*** Opening of PAGE EXCERPT ***

The DAI stablecoin recently experienced a massive surge in its marketcap. Based on the underlying mint and burn mechanism, the surge indicated that the stablecoin has been hit with a strong demand wave.


Read Maker’s [MKR] price prediction 2023-24


Assessing the demand for DAI

To put things into perspective, DAI had a $4.44 billion marketcap as of 5 August. The marketcap figure soared to $5.1 billion 5 days later. This meant that DAI’s marketcap grew by roughly $750 million in just a few days.

The same stablecoin had previously been experiencing liquidity outflows in the last three months.

Source: Glassnode

So, what is the reason behind these observations? The sudden marketcap pivot means DAI’s supply experienced exponential growth in the last five days. An incentive to mint DAI is the likely reason for its soaring supply.

According to recent reports, MakerDAO’s DAI savings rate (DSR) recently pushed up to 8%.


We have to look at some of the mechanics that underpin the MakerDAO ecosystem to understand how the DSR was influencing DAI supply. An overcollateralized mint and burn system powers the mechanism.

Users can deposit the accepted cryptocurrencies as collateral, which is then used to mint DAI. This minted DAI, therefore, acts as a loan issued against the deposited cryptocurrency.

*** Close of PAGE EXCERPT ***
*** Opening of GIVEN INFORMATION ***

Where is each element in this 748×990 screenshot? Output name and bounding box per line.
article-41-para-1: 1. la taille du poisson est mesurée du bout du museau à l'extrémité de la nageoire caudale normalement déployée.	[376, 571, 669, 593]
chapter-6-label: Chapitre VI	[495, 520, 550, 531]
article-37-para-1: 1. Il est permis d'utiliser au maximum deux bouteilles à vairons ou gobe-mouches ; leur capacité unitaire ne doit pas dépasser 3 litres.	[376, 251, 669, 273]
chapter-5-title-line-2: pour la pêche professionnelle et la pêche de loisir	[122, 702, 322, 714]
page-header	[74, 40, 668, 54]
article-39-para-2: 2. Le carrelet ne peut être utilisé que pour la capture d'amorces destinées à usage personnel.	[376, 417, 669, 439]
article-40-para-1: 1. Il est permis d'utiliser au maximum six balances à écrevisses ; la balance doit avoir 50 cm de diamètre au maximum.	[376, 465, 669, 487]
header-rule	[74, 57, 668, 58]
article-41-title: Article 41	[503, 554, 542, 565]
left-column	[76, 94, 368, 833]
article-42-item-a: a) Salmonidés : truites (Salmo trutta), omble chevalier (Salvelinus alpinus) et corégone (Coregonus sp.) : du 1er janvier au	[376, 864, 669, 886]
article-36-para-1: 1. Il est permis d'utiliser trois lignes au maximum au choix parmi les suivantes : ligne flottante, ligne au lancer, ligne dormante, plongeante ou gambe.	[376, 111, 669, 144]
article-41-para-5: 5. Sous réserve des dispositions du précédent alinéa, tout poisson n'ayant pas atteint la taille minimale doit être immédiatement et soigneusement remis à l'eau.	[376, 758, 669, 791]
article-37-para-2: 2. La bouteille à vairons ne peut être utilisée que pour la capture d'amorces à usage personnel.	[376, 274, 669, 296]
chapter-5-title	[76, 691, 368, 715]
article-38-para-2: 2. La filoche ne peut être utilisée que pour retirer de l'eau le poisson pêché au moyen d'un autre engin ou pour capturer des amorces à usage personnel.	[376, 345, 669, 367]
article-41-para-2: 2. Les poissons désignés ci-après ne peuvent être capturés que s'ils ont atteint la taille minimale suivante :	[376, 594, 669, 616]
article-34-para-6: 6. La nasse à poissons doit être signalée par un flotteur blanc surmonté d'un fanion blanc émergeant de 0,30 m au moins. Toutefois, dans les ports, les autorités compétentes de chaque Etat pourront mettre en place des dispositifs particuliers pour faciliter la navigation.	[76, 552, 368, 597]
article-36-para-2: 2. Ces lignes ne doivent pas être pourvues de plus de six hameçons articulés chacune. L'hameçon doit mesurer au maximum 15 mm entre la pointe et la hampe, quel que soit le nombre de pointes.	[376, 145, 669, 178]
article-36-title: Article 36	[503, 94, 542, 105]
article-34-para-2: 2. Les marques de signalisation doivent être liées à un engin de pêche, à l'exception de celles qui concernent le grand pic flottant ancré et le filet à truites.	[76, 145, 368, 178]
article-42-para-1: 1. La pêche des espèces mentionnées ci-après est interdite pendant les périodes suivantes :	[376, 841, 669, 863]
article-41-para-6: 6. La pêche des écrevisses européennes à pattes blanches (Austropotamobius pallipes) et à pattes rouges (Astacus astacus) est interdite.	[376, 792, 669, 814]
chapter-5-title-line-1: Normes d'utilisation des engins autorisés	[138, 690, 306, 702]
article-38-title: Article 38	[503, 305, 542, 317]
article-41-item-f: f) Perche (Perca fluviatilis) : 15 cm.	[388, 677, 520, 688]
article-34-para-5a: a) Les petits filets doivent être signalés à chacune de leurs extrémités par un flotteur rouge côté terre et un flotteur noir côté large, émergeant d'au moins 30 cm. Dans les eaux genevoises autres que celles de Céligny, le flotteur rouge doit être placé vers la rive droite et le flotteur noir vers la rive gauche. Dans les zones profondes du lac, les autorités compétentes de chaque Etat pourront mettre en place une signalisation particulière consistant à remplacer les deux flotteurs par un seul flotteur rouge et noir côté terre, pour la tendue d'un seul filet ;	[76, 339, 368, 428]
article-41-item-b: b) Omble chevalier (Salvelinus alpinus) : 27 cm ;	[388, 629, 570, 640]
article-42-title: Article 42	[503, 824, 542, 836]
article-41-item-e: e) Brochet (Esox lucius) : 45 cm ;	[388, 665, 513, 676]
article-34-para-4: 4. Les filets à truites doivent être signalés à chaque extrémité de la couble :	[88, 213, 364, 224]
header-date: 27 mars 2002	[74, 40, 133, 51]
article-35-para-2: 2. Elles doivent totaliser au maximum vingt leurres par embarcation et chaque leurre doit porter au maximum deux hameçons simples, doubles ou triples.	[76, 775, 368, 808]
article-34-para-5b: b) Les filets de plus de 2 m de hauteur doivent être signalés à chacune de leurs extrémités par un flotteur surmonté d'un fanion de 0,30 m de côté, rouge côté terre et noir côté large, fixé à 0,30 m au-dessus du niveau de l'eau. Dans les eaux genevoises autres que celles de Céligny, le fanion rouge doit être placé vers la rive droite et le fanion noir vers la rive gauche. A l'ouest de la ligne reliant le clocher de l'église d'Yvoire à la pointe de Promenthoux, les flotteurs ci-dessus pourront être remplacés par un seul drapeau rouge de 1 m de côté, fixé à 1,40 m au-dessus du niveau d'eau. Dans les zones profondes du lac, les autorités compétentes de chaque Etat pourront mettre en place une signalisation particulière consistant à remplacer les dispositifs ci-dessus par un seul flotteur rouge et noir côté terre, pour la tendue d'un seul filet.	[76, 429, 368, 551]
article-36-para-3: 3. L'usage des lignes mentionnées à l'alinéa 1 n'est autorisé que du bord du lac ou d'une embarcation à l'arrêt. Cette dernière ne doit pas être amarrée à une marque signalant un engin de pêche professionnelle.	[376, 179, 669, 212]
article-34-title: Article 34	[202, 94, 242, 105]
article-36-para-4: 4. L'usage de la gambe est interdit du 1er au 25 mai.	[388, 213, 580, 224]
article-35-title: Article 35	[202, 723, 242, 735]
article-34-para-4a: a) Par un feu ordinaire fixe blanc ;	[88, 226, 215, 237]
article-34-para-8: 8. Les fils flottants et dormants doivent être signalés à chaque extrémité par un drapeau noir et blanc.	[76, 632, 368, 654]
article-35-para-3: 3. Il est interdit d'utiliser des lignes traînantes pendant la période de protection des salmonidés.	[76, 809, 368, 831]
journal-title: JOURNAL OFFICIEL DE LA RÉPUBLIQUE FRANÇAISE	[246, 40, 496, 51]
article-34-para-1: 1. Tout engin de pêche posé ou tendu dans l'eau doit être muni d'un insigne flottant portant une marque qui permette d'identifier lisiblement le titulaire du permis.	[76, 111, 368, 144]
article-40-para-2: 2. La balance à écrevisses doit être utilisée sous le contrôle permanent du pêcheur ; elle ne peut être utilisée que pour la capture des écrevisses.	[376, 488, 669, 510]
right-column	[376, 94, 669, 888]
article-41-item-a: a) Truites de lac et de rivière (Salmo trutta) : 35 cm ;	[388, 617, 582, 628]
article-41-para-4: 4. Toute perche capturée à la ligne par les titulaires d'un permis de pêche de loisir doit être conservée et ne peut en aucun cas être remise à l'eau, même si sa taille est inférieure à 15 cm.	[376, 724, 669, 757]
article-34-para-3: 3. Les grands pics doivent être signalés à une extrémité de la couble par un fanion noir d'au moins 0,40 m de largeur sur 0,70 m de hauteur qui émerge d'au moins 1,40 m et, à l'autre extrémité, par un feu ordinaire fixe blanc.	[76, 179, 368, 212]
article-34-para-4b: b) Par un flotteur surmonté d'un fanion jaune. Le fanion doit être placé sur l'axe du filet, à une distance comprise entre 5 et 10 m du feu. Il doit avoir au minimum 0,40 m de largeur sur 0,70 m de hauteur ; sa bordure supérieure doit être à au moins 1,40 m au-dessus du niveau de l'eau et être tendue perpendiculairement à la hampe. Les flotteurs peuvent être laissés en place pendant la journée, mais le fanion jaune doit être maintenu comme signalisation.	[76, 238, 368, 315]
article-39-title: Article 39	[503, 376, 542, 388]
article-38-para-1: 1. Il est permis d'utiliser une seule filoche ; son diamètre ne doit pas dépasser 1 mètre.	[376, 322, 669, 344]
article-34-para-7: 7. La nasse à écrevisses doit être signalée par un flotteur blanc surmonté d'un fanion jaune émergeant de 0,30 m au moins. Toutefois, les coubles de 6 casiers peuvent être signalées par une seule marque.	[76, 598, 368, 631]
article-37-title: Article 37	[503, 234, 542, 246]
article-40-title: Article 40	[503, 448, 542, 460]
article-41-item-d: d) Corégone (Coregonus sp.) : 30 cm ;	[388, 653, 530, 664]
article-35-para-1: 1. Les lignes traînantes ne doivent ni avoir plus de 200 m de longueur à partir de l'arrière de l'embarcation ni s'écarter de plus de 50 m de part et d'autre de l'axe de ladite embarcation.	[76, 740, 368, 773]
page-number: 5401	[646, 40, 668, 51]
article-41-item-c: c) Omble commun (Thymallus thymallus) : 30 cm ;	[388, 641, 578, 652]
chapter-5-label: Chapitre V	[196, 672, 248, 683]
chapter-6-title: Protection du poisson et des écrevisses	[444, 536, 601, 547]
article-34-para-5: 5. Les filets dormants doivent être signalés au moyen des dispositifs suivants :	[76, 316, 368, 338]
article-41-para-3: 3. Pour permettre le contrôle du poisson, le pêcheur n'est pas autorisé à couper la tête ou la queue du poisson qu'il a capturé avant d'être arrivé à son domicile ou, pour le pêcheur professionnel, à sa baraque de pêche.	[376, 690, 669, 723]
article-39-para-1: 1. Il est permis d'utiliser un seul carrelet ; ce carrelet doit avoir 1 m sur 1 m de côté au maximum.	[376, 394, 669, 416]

*** Close of GIVEN INFORMATION ***

*YOUR OBJECTIVE*
Pick up the article on the DAI stablecoin's demand surge after its final sentence and continue writing it.

*EXPECTED ANSWER*
The incentive behind this is that DAI holders get to earn passive income paid out from stability fees collected from collateralized debt positions (CDPs). An 8% DSR represents a healthy return hence a strong incentive to mint more DAI. But does this translate to more on-chain activity?

DAI’s on-chain metrics confirmed that the surge in DAI supply does not necessarily suggest a surge in DAI-related transactions. For example, active addresses and transfer rates have been on an overall downward trajectory since the start of August.

Source: Glassnode

On the other hand, MakerDAO announced recently that the Spark protocol has been experiencing explosive growth. More importantly, over 198 million DAI was borrowed on the protocol since its launch in May.

Is MKR benefiting from DAI’s soaring supply?

The DAI minting will likely not have an impact on MKR’s price. This is because MKR is used as a governance token and not collateral for the DAI mint and burn mechanism. MKR’s price action has been overall bearish

since 2 August. It peaked at $1366 on the same day, but it exchanged hands at $1248 at press time.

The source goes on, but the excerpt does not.